**Task**
Every record below should be printed exactly as it appears.

**Data supplied**

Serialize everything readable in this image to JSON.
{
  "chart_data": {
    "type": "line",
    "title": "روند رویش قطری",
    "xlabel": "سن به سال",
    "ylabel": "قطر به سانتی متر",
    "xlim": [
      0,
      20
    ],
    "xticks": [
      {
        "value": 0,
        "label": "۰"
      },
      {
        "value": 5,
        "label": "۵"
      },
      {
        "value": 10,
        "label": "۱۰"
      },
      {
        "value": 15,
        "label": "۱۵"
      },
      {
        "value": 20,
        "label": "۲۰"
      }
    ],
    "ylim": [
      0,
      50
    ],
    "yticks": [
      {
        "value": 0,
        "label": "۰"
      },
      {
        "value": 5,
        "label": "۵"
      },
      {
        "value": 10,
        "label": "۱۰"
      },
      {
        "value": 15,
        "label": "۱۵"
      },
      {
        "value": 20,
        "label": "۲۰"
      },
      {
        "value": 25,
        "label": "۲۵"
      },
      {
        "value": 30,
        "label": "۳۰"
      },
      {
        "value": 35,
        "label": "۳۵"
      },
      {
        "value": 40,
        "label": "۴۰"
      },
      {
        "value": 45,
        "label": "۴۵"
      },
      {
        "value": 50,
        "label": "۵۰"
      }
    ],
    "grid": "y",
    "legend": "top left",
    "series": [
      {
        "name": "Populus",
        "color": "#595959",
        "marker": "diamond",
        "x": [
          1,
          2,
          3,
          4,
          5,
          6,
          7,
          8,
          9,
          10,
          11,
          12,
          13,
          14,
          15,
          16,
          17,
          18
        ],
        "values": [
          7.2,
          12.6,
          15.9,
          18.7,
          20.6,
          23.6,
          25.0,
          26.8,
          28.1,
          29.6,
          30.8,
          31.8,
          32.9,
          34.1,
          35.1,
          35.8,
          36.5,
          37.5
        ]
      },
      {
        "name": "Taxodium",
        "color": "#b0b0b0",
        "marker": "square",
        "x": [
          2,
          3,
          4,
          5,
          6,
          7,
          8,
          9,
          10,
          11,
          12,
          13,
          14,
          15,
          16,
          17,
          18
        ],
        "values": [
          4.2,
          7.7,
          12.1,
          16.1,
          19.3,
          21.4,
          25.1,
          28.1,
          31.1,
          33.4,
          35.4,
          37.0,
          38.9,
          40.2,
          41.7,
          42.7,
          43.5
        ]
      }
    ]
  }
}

**Finished task**
Serialize everything readable in this image to JSON.
{
  "chart_data": {
    "type": "line",
    "title": "روند رویش قطری",
    "xlabel": "سن به سال",
    "ylabel": "قطر به سانتی متر",
    "xlim": [
      0,
      20
    ],
    "xticks": [
      {
        "value": 0,
        "label": "۰"
      },
      {
        "value": 5,
        "label": "۵"
      },
      {
        "value": 10,
        "label": "۱۰"
      },
      {
        "value": 15,
        "label": "۱۵"
      },
      {
        "value": 20,
        "label": "۲۰"
      }
    ],
    "ylim": [
      0,
      50
    ],
    "yticks": [
      {
        "value": 0,
        "label": "۰"
      },
      {
        "value": 5,
        "label": "۵"
      },
      {
        "value": 10,
        "label": "۱۰"
      },
      {
        "value": 15,
        "label": "۱۵"
      },
      {
        "value": 20,
        "label": "۲۰"
      },
      {
        "value": 25,
        "label": "۲۵"
      },
      {
        "value": 30,
        "label": "۳۰"
      },
      {
        "value": 35,
        "label": "۳۵"
      },
      {
        "value": 40,
        "label": "۴۰"
      },
      {
        "value": 45,
        "label": "۴۵"
      },
      {
        "value": 50,
        "label": "۵۰"
      }
    ],
    "grid": "y",
    "legend": "top left",
    "series": [
      {
        "name": "Populus",
        "color": "#595959",
        "marker": "diamond",
        "x": [
          1,
          2,
          3,
          4,
          5,
          6,
          7,
          8,
          9,
          10,
          11,
          12,
          13,
          14,
          15,
          16,
          17,
          18
        ],
        "values": [
          7.2,
          12.6,
          15.9,
          18.7,
          20.6,
          23.6,
          25.0,
          26.8,
          28.1,
          29.6,
          30.8,
          31.8,
          32.9,
          34.1,
          35.1,
          35.8,
          36.5,
          37.5
        ]
      },
      {
        "name": "Taxodium",
        "color": "#b0b0b0",
        "marker": "square",
        "x": [
          2,
          3,
          4,
          5,
          6,
          7,
          8,
          9,
          10,
          11,
          12,
          13,
          14,
          15,
          16,
          17,
          18
        ],
        "values": [
          4.2,
          7.7,
          12.1,
          16.1,
          19.3,
          21.4,
          25.1,
          28.1,
          31.1,
          33.4,
          35.4,
          37.0,
          38.9,
          40.2,
          41.7,
          42.7,
          43.5
        ]
      }
    ]
  }
}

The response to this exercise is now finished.